Task requirements: Work out the number of lines in the listing that include the string "color". Reply with that number alone.

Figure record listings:
_ _ _

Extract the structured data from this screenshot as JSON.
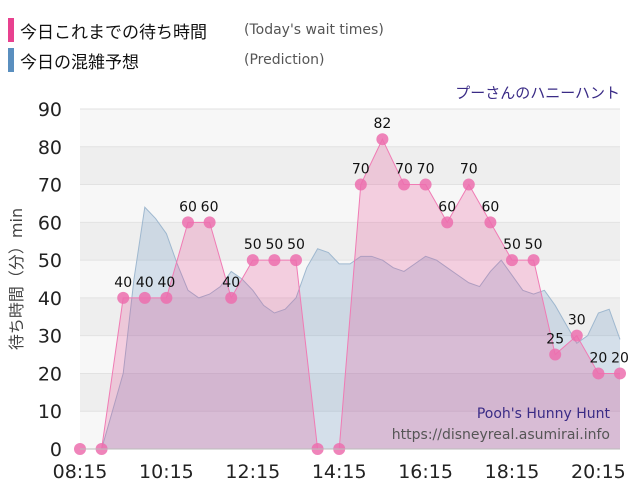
{
  "legend": [
    {
      "label": "今日これまでの待ち時間",
      "note": "(Today's wait times)",
      "color": "#e8418f"
    },
    {
      "label": "今日の混雑予想",
      "note": "(Prediction)",
      "color": "#5a8fbf"
    }
  ],
  "watermark": {
    "name": "Pooh's Hunny Hunt",
    "url": "https://disneyreal.asumirai.info"
  },
  "chart_data": {
    "type": "area",
    "title": "プーさんのハニーハント",
    "ylabel": "待ち時間（分）min",
    "xlabel": "",
    "ylim": [
      0,
      90
    ],
    "yticks": [
      0,
      10,
      20,
      30,
      40,
      50,
      60,
      70,
      80,
      90
    ],
    "xticks": [
      "08:15",
      "10:15",
      "12:15",
      "14:15",
      "16:15",
      "18:15",
      "20:15"
    ],
    "grid": "horizontal",
    "series": [
      {
        "name": "今日これまでの待ち時間",
        "color": "#e8418f",
        "x": [
          "08:15",
          "08:45",
          "09:15",
          "09:45",
          "10:15",
          "10:45",
          "11:15",
          "11:45",
          "12:15",
          "12:45",
          "13:15",
          "13:45",
          "14:15",
          "14:45",
          "15:15",
          "15:45",
          "16:15",
          "16:45",
          "17:15",
          "17:45",
          "18:15",
          "18:45",
          "19:15",
          "19:45",
          "20:15",
          "20:45"
        ],
        "values": [
          0,
          0,
          40,
          40,
          40,
          60,
          60,
          40,
          50,
          50,
          50,
          0,
          0,
          70,
          82,
          70,
          70,
          60,
          70,
          60,
          50,
          50,
          25,
          30,
          20,
          20
        ],
        "data_labels": [
          null,
          null,
          "40",
          "40",
          "40",
          "60",
          "60",
          "40",
          "50",
          "50",
          "50",
          null,
          null,
          "70",
          "82",
          "70",
          "70",
          "60",
          "70",
          "60",
          "50",
          "50",
          "25",
          "30",
          "20",
          "20"
        ]
      },
      {
        "name": "今日の混雑予想",
        "color": "#5a8fbf",
        "x": [
          "08:45",
          "09:15",
          "09:30",
          "09:45",
          "10:00",
          "10:15",
          "10:30",
          "10:45",
          "11:00",
          "11:15",
          "11:30",
          "11:45",
          "12:00",
          "12:15",
          "12:30",
          "12:45",
          "13:00",
          "13:15",
          "13:30",
          "13:45",
          "14:00",
          "14:15",
          "14:30",
          "14:45",
          "15:00",
          "15:15",
          "15:30",
          "15:45",
          "16:00",
          "16:15",
          "16:30",
          "16:45",
          "17:00",
          "17:15",
          "17:30",
          "17:45",
          "18:00",
          "18:15",
          "18:30",
          "18:45",
          "19:00",
          "19:15",
          "19:30",
          "19:45",
          "20:00",
          "20:15",
          "20:30",
          "20:45"
        ],
        "values": [
          0,
          20,
          45,
          64,
          61,
          57,
          49,
          42,
          40,
          41,
          43,
          47,
          45,
          42,
          38,
          36,
          37,
          40,
          48,
          53,
          52,
          49,
          49,
          51,
          51,
          50,
          48,
          47,
          49,
          51,
          50,
          48,
          46,
          44,
          43,
          47,
          50,
          46,
          42,
          41,
          42,
          38,
          33,
          28,
          30,
          36,
          37,
          29
        ]
      }
    ]
  }
}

_ _ _

Response to the task: 4